## Task directions
Output the material beneath exactly, leaving nothing out.

[Dataset items]
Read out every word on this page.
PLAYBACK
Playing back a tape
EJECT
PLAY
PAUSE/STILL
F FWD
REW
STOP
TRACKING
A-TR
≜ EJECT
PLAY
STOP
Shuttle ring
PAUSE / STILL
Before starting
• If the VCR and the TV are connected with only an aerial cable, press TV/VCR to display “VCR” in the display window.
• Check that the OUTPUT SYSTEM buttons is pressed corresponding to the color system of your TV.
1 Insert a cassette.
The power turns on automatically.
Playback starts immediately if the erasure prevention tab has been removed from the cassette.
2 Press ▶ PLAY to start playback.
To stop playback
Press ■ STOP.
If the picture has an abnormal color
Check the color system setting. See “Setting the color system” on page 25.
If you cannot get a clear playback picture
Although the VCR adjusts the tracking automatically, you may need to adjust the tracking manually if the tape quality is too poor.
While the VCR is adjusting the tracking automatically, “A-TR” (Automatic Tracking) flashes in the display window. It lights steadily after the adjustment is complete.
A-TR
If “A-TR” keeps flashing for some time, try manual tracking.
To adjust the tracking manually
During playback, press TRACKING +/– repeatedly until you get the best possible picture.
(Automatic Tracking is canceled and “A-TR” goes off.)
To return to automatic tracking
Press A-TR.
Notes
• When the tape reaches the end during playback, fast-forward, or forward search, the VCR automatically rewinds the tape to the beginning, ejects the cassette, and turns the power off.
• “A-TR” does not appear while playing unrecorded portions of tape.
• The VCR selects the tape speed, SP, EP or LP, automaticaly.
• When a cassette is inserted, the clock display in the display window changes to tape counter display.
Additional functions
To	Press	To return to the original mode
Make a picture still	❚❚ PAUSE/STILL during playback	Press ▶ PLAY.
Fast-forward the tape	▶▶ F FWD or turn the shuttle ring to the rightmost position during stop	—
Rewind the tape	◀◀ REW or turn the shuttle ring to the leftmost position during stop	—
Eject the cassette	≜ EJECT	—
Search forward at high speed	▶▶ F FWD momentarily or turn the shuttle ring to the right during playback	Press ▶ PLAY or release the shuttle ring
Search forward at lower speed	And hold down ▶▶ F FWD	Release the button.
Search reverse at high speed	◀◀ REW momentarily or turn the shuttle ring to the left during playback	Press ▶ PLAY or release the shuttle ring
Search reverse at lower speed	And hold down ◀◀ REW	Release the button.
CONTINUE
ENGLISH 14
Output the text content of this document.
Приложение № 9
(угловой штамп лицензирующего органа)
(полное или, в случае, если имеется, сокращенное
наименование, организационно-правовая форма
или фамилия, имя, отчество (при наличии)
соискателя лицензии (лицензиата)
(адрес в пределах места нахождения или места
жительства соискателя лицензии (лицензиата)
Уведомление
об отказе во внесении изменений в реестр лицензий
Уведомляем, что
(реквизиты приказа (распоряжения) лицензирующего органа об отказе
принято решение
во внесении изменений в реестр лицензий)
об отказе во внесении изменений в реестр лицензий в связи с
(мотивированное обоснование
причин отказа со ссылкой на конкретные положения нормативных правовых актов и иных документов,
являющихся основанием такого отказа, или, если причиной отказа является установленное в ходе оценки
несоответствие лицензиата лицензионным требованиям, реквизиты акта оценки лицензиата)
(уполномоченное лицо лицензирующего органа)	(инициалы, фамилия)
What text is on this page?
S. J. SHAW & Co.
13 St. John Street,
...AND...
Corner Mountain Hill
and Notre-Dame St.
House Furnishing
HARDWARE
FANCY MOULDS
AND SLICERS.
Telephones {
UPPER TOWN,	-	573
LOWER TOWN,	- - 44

## Task result
Read out every word on this page.
PLAYBACK
Playing back a tape
EJECT
PLAY
PAUSE/STILL
F FWD
REW
STOP
TRACKING
A-TR
≜ EJECT
PLAY
STOP
Shuttle ring
PAUSE / STILL
Before starting
• If the VCR and the TV are connected with only an aerial cable, press TV/VCR to display “VCR” in the display window.
• Check that the OUTPUT SYSTEM buttons is pressed corresponding to the color system of your TV.
1 Insert a cassette.
The power turns on automatically.
Playback starts immediately if the erasure prevention tab has been removed from the cassette.
2 Press ▶ PLAY to start playback.
To stop playback
Press ■ STOP.
If the picture has an abnormal color
Check the color system setting. See “Setting the color system” on page 25.
If you cannot get a clear playback picture
Although the VCR adjusts the tracking automatically, you may need to adjust the tracking manually if the tape quality is too poor.
While the VCR is adjusting the tracking automatically, “A-TR” (Automatic Tracking) flashes in the display window. It lights steadily after the adjustment is complete.
A-TR
If “A-TR” keeps flashing for some time, try manual tracking.
To adjust the tracking manually
During playback, press TRACKING +/– repeatedly until you get the best possible picture.
(Automatic Tracking is canceled and “A-TR” goes off.)
To return to automatic tracking
Press A-TR.
Notes
• When the tape reaches the end during playback, fast-forward, or forward search, the VCR automatically rewinds the tape to the beginning, ejects the cassette, and turns the power off.
• “A-TR” does not appear while playing unrecorded portions of tape.
• The VCR selects the tape speed, SP, EP or LP, automaticaly.
• When a cassette is inserted, the clock display in the display window changes to tape counter display.
Additional functions
To	Press	To return to the original mode
Make a picture still	❚❚ PAUSE/STILL during playback	Press ▶ PLAY.
Fast-forward the tape	▶▶ F FWD or turn the shuttle ring to the rightmost position during stop	—
Rewind the tape	◀◀ REW or turn the shuttle ring to the leftmost position during stop	—
Eject the cassette	≜ EJECT	—
Search forward at high speed	▶▶ F FWD momentarily or turn the shuttle ring to the right during playback	Press ▶ PLAY or release the shuttle ring
Search forward at lower speed	And hold down ▶▶ F FWD	Release the button.
Search reverse at high speed	◀◀ REW momentarily or turn the shuttle ring to the left during playback	Press ▶ PLAY or release the shuttle ring
Search reverse at lower speed	And hold down ◀◀ REW	Release the button.
CONTINUE
ENGLISH 14
Output the text content of this document.
Приложение № 9
(угловой штамп лицензирующего органа)
(полное или, в случае, если имеется, сокращенное
наименование, организационно-правовая форма
или фамилия, имя, отчество (при наличии)
соискателя лицензии (лицензиата)
(адрес в пределах места нахождения или места
жительства соискателя лицензии (лицензиата)
Уведомление
об отказе во внесении изменений в реестр лицензий
Уведомляем, что
(реквизиты приказа (распоряжения) лицензирующего органа об отказе
принято решение
во внесении изменений в реестр лицензий)
об отказе во внесении изменений в реестр лицензий в связи с
(мотивированное обоснование
причин отказа со ссылкой на конкретные положения нормативных правовых актов и иных документов,
являющихся основанием такого отказа, или, если причиной отказа является установленное в ходе оценки
несоответствие лицензиата лицензионным требованиям, реквизиты акта оценки лицензиата)
(уполномоченное лицо лицензирующего органа)	(инициалы, фамилия)
What text is on this page?
S. J. SHAW & Co.
13 St. John Street,
...AND...
Corner Mountain Hill
and Notre-Dame St.
House Furnishing
HARDWARE
FANCY MOULDS
AND SLICERS.
Telephones {
UPPER TOWN,	-	573
LOWER TOWN,	- - 44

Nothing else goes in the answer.